Data excerpts:

/---

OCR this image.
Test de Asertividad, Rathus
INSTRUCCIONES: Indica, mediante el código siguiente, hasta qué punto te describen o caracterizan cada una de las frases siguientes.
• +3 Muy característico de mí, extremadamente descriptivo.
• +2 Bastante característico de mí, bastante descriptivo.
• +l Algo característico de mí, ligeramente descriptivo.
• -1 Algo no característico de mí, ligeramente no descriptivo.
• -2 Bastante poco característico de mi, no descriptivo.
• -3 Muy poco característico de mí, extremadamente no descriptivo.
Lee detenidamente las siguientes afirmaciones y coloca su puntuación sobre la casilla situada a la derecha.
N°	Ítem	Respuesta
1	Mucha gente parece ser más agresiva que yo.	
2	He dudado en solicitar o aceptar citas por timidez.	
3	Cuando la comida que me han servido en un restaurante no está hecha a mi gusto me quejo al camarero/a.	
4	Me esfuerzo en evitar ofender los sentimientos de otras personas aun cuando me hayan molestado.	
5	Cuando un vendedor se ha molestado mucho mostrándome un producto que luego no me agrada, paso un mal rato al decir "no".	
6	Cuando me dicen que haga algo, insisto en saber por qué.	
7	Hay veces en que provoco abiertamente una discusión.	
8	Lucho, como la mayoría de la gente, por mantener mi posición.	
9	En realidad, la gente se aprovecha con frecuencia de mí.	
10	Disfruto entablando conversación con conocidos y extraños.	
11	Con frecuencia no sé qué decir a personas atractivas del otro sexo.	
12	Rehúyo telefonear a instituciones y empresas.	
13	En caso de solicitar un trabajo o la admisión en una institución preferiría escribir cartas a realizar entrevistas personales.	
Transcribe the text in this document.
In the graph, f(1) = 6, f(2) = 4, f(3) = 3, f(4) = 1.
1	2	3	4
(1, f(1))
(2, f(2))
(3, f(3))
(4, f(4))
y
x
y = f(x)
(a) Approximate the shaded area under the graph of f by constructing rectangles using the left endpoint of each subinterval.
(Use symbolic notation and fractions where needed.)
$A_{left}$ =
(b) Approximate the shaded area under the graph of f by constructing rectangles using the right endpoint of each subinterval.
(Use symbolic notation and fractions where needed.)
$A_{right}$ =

\---

#### DIRECTIONS FOR THIS TASK
All the entries above need to be reproduced exactly.

#### TASK SOLUTION
OCR this image.
Test de Asertividad, Rathus
INSTRUCCIONES: Indica, mediante el código siguiente, hasta qué punto te describen o caracterizan cada una de las frases siguientes.
• +3 Muy característico de mí, extremadamente descriptivo.
• +2 Bastante característico de mí, bastante descriptivo.
• +l Algo característico de mí, ligeramente descriptivo.
• -1 Algo no característico de mí, ligeramente no descriptivo.
• -2 Bastante poco característico de mi, no descriptivo.
• -3 Muy poco característico de mí, extremadamente no descriptivo.
Lee detenidamente las siguientes afirmaciones y coloca su puntuación sobre la casilla situada a la derecha.
N°	Ítem	Respuesta
1	Mucha gente parece ser más agresiva que yo.	
2	He dudado en solicitar o aceptar citas por timidez.	
3	Cuando la comida que me han servido en un restaurante no está hecha a mi gusto me quejo al camarero/a.	
4	Me esfuerzo en evitar ofender los sentimientos de otras personas aun cuando me hayan molestado.	
5	Cuando un vendedor se ha molestado mucho mostrándome un producto que luego no me agrada, paso un mal rato al decir "no".	
6	Cuando me dicen que haga algo, insisto en saber por qué.	
7	Hay veces en que provoco abiertamente una discusión.	
8	Lucho, como la mayoría de la gente, por mantener mi posición.	
9	En realidad, la gente se aprovecha con frecuencia de mí.	
10	Disfruto entablando conversación con conocidos y extraños.	
11	Con frecuencia no sé qué decir a personas atractivas del otro sexo.	
12	Rehúyo telefonear a instituciones y empresas.	
13	En caso de solicitar un trabajo o la admisión en una institución preferiría escribir cartas a realizar entrevistas personales.	
Transcribe the text in this document.
In the graph, f(1) = 6, f(2) = 4, f(3) = 3, f(4) = 1.
1	2	3	4
(1, f(1))
(2, f(2))
(3, f(3))
(4, f(4))
y
x
y = f(x)
(a) Approximate the shaded area under the graph of f by constructing rectangles using the left endpoint of each subinterval.
(Use symbolic notation and fractions where needed.)
$A_{left}$ =
(b) Approximate the shaded area under the graph of f by constructing rectangles using the right endpoint of each subinterval.
(Use symbolic notation and fractions where needed.)
$A_{right}$ =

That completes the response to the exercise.